(Records that describe figures)

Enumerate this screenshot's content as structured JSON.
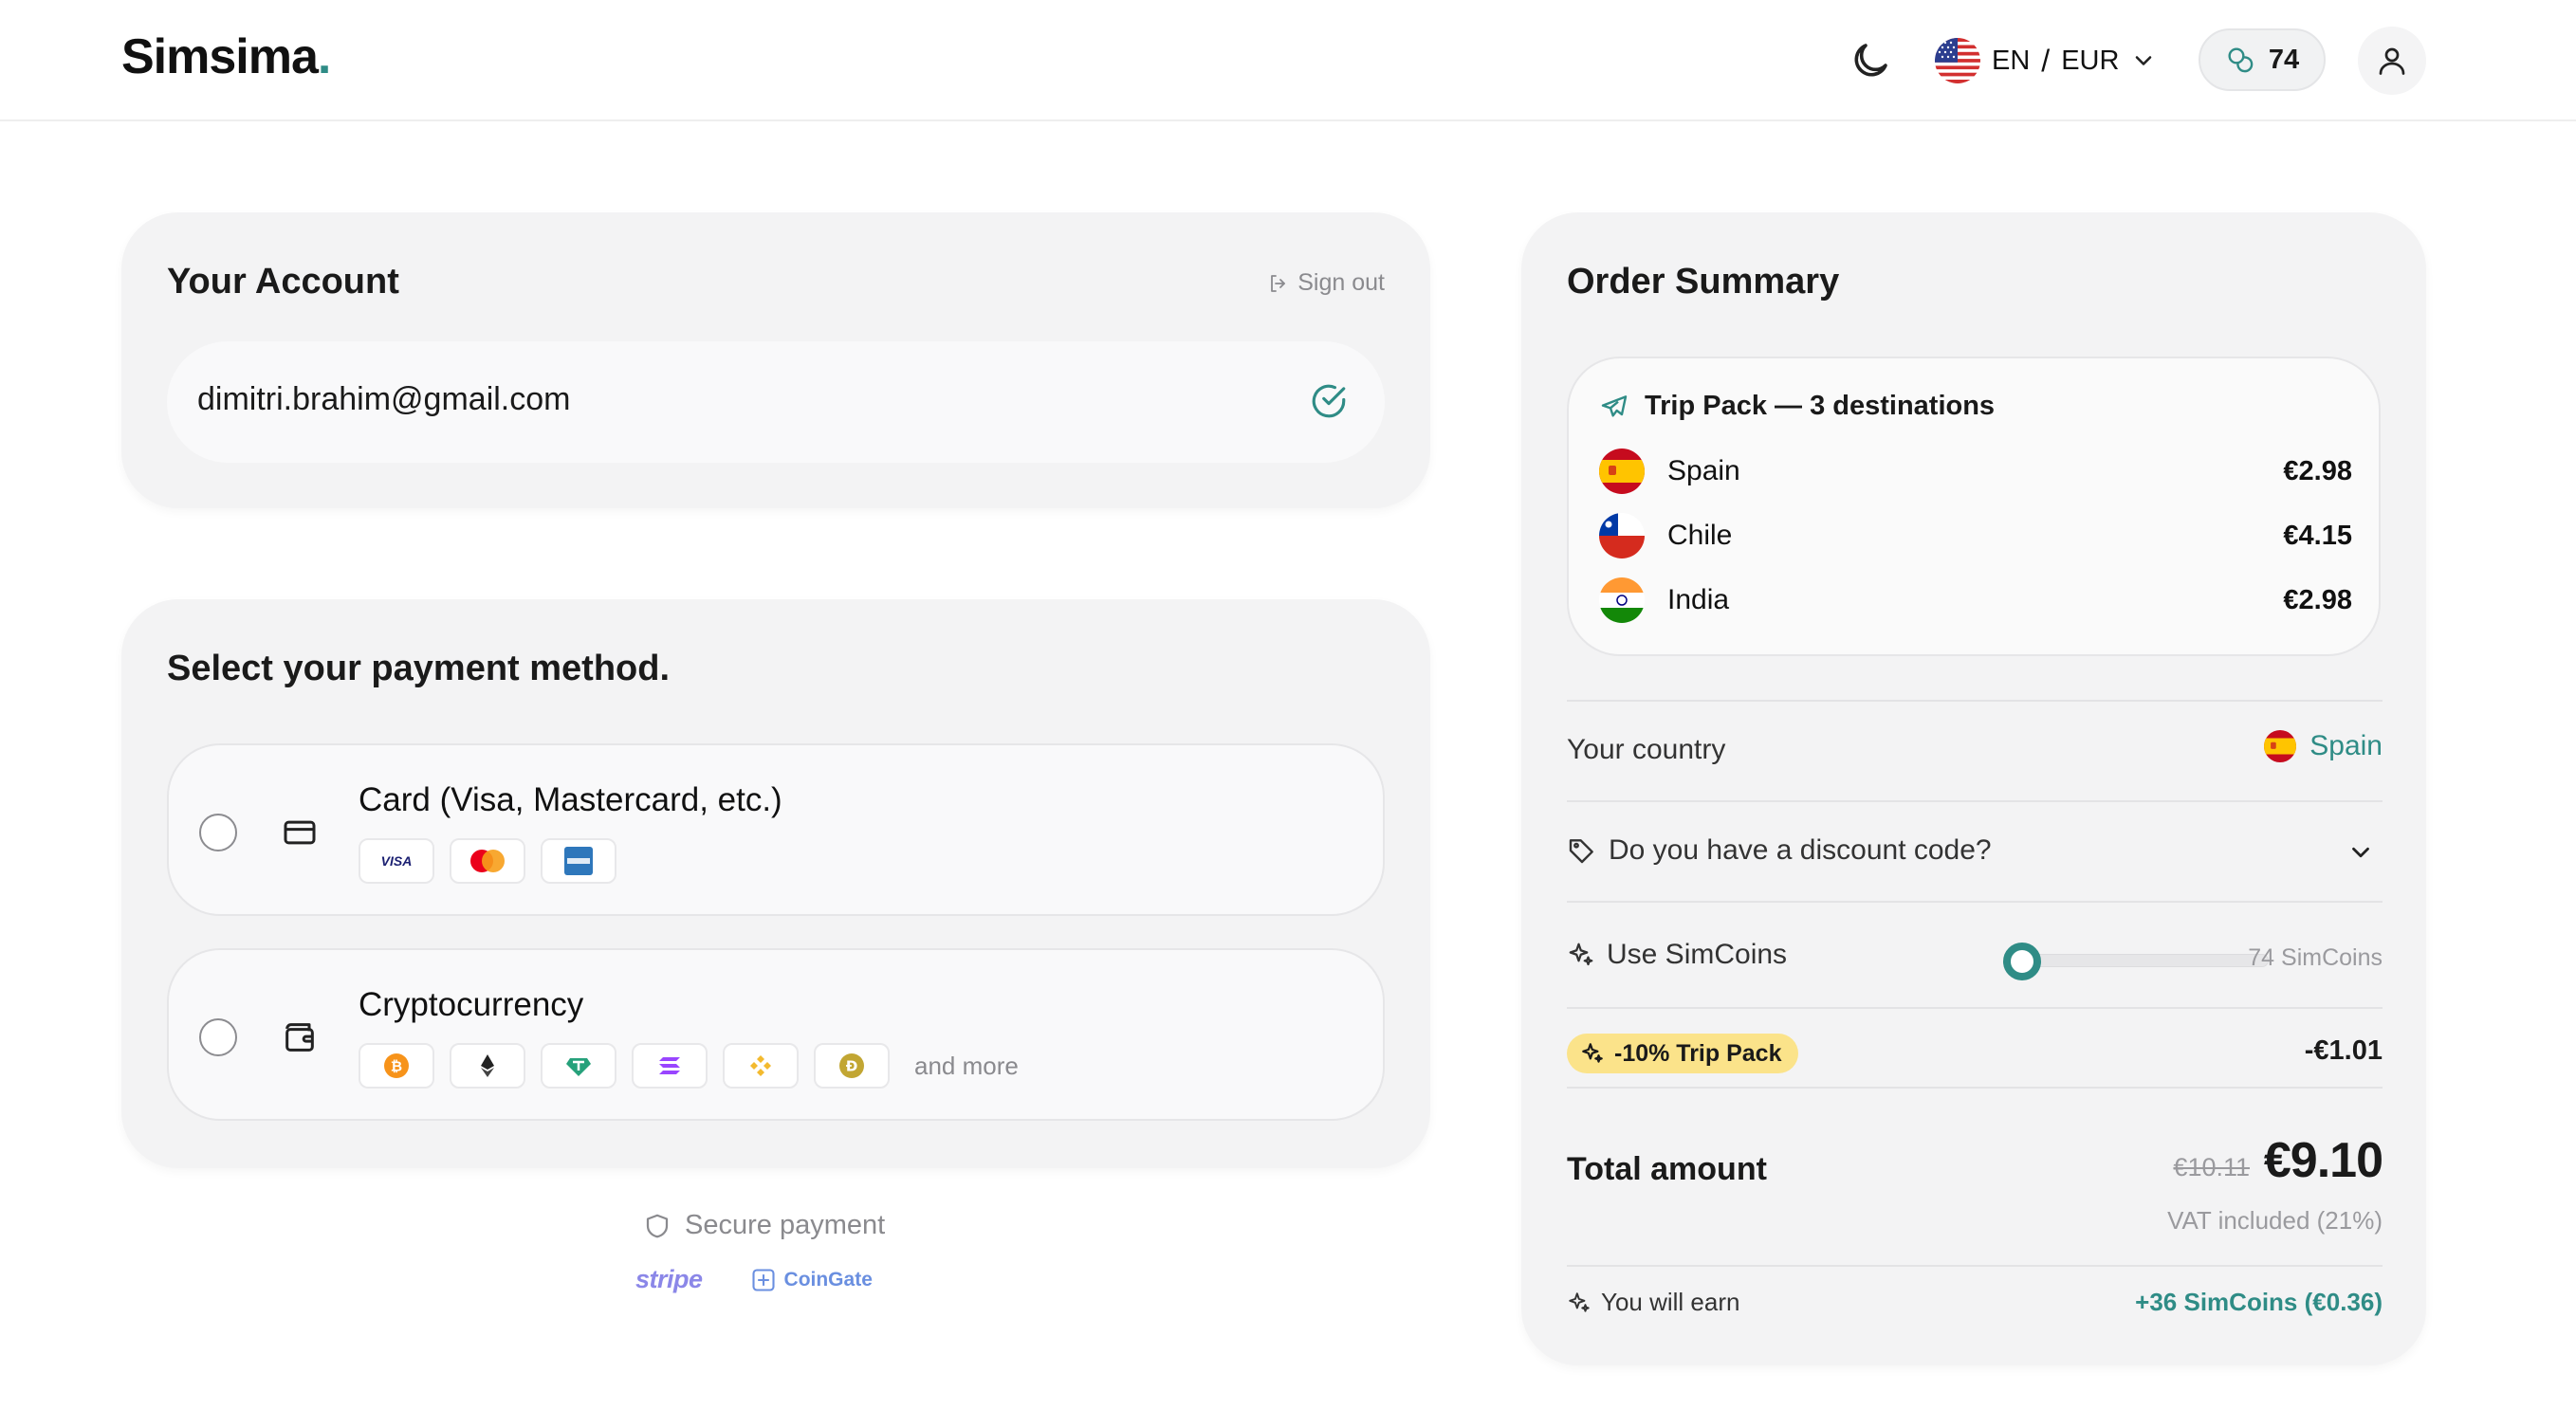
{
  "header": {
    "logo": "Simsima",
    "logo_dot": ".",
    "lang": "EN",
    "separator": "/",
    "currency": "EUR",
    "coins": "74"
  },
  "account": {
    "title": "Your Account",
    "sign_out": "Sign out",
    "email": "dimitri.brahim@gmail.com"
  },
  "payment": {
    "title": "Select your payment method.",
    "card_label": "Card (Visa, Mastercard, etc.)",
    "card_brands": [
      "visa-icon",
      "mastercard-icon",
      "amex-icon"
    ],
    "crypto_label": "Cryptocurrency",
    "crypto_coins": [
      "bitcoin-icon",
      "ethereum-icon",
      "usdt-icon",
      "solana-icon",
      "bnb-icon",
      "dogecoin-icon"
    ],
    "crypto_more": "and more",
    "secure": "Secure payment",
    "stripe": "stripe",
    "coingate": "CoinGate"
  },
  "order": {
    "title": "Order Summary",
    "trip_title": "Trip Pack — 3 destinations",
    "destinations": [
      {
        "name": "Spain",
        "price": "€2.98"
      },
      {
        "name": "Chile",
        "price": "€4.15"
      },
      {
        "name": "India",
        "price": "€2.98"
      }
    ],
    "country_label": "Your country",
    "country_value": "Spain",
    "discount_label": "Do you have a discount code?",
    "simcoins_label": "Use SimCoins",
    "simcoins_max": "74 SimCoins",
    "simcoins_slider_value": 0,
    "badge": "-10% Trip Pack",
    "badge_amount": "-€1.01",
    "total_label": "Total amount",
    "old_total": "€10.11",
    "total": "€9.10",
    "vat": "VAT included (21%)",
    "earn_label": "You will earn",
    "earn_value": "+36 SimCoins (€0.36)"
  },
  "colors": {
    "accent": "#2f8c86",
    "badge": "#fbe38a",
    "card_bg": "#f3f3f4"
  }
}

The exercise | Output the material word for word, omitting its pictures.

Output for this exercise |
Enumerate this screenshot's content as structured JSON.
{
  "header": {
    "logo": "Simsima",
    "logo_dot": ".",
    "lang": "EN",
    "separator": "/",
    "currency": "EUR",
    "coins": "74"
  },
  "account": {
    "title": "Your Account",
    "sign_out": "Sign out",
    "email": "dimitri.brahim@gmail.com"
  },
  "payment": {
    "title": "Select your payment method.",
    "card_label": "Card (Visa, Mastercard, etc.)",
    "card_brands": [
      "visa-icon",
      "mastercard-icon",
      "amex-icon"
    ],
    "crypto_label": "Cryptocurrency",
    "crypto_coins": [
      "bitcoin-icon",
      "ethereum-icon",
      "usdt-icon",
      "solana-icon",
      "bnb-icon",
      "dogecoin-icon"
    ],
    "crypto_more": "and more",
    "secure": "Secure payment",
    "stripe": "stripe",
    "coingate": "CoinGate"
  },
  "order": {
    "title": "Order Summary",
    "trip_title": "Trip Pack — 3 destinations",
    "destinations": [
      {
        "name": "Spain",
        "price": "€2.98"
      },
      {
        "name": "Chile",
        "price": "€4.15"
      },
      {
        "name": "India",
        "price": "€2.98"
      }
    ],
    "country_label": "Your country",
    "country_value": "Spain",
    "discount_label": "Do you have a discount code?",
    "simcoins_label": "Use SimCoins",
    "simcoins_max": "74 SimCoins",
    "simcoins_slider_value": 0,
    "badge": "-10% Trip Pack",
    "badge_amount": "-€1.01",
    "total_label": "Total amount",
    "old_total": "€10.11",
    "total": "€9.10",
    "vat": "VAT included (21%)",
    "earn_label": "You will earn",
    "earn_value": "+36 SimCoins (€0.36)"
  },
  "colors": {
    "accent": "#2f8c86",
    "badge": "#fbe38a",
    "card_bg": "#f3f3f4"
  }
}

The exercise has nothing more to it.